**Material**
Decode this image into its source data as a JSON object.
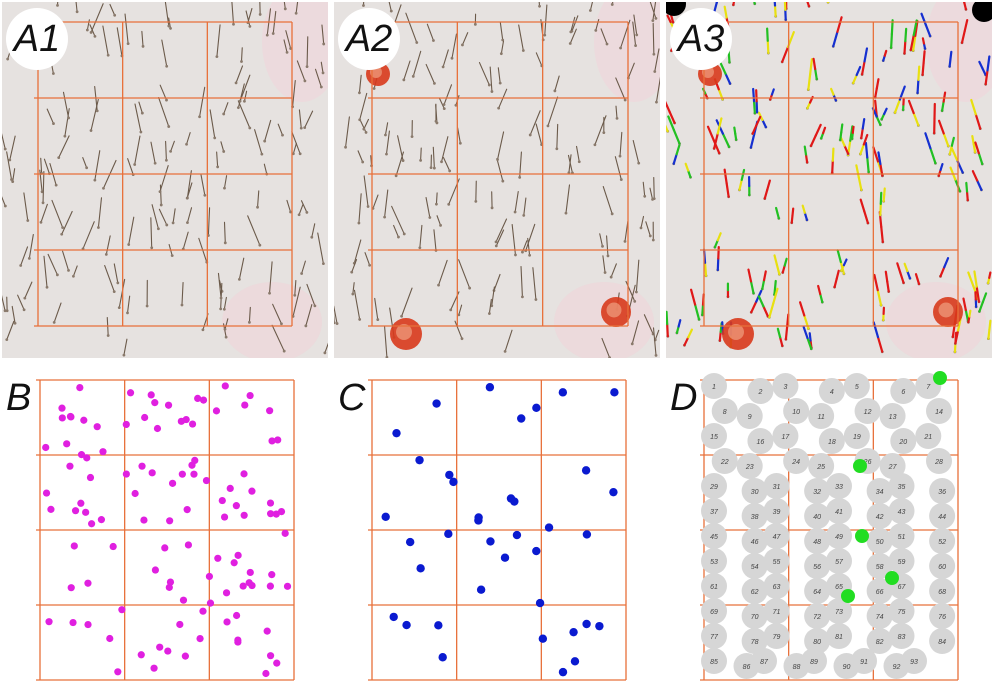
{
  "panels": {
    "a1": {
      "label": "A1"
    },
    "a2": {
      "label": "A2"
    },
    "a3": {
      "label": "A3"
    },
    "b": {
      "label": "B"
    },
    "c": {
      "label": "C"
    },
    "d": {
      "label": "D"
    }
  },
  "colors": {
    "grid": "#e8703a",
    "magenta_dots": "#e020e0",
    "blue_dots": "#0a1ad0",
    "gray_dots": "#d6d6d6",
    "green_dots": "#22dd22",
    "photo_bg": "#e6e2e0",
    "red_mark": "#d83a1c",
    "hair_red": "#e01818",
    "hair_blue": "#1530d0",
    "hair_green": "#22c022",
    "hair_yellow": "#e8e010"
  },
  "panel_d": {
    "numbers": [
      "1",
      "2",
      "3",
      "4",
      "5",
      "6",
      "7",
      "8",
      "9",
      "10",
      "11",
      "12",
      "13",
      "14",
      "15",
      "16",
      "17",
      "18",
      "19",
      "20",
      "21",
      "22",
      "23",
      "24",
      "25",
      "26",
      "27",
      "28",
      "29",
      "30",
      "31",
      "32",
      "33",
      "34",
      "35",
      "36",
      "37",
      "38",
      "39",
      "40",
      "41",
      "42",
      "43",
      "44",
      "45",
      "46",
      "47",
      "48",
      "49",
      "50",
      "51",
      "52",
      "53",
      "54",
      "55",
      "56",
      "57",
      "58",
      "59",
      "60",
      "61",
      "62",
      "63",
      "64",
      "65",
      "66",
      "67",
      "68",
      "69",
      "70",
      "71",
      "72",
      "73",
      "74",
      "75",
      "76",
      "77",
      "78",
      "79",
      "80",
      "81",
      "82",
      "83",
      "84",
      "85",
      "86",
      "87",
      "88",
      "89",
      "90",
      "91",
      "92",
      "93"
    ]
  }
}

* * *

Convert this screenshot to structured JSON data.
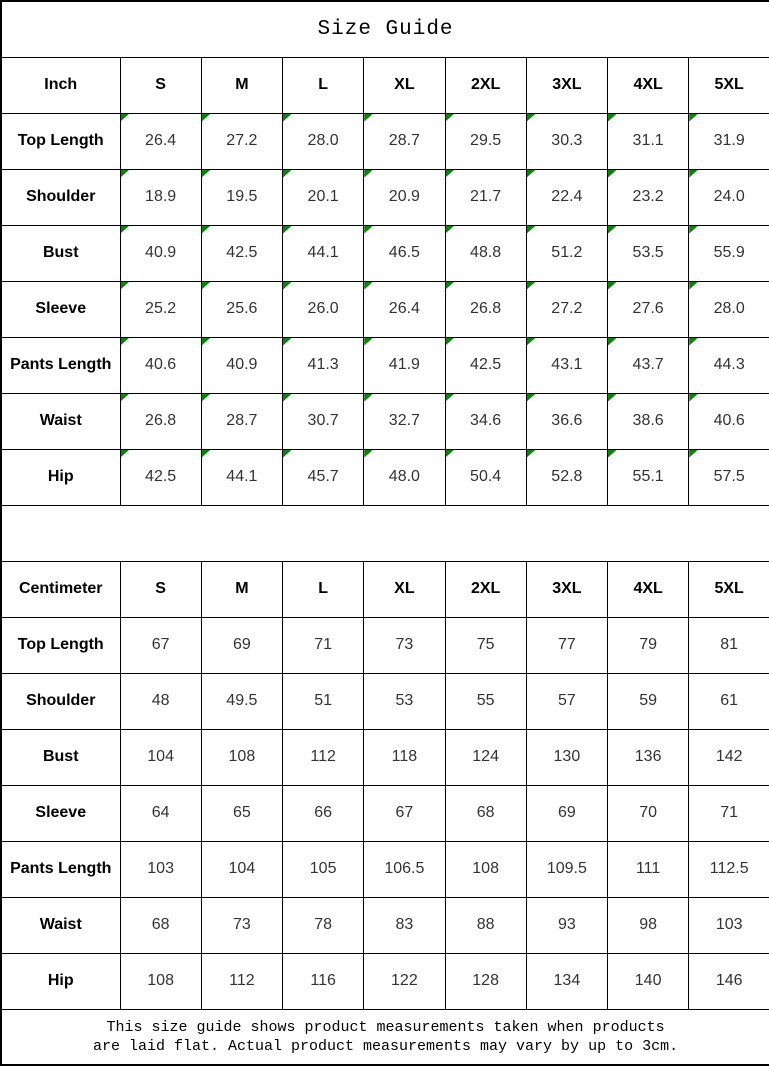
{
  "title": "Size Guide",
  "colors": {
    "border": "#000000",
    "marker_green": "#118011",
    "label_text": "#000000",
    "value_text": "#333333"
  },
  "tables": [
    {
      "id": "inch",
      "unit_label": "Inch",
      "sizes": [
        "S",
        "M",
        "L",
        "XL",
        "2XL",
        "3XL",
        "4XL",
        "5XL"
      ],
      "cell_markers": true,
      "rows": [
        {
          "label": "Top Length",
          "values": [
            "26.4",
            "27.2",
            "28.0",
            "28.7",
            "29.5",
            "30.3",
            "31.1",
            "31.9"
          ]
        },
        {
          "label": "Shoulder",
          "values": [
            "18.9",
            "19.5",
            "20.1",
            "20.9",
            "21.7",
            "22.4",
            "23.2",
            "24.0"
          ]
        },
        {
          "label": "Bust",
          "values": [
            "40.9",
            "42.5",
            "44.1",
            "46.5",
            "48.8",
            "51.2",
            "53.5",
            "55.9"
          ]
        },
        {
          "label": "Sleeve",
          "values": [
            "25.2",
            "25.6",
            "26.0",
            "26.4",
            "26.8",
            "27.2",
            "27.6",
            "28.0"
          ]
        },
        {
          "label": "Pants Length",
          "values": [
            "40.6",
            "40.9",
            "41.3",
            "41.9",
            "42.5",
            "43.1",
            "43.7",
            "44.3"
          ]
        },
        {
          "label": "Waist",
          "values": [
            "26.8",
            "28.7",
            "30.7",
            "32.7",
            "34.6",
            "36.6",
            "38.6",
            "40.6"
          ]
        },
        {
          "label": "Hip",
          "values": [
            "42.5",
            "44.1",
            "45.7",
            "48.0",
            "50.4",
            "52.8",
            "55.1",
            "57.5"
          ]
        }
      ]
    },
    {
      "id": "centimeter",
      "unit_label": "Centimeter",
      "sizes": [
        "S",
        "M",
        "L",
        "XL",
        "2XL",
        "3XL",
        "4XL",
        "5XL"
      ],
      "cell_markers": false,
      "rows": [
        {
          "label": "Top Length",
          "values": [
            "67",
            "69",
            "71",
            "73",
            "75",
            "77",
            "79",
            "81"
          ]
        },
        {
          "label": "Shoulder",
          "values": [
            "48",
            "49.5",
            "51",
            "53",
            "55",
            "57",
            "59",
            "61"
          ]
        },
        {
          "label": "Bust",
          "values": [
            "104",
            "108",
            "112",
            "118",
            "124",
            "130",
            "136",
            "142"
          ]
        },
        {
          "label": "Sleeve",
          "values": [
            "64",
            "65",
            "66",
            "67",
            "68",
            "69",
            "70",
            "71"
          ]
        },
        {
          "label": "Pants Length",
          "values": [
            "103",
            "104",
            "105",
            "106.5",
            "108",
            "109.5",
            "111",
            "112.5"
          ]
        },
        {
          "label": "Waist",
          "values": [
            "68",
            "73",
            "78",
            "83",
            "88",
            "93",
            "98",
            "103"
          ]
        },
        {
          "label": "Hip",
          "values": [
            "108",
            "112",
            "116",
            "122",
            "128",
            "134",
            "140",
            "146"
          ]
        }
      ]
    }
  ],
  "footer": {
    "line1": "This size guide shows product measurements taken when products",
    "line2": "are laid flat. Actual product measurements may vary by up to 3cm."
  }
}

**Directions**
Return each line where "data" shows up.

**Result for this task**
Decode this image into its source data as a JSON object.
Convert this screenshot to structured JSON data.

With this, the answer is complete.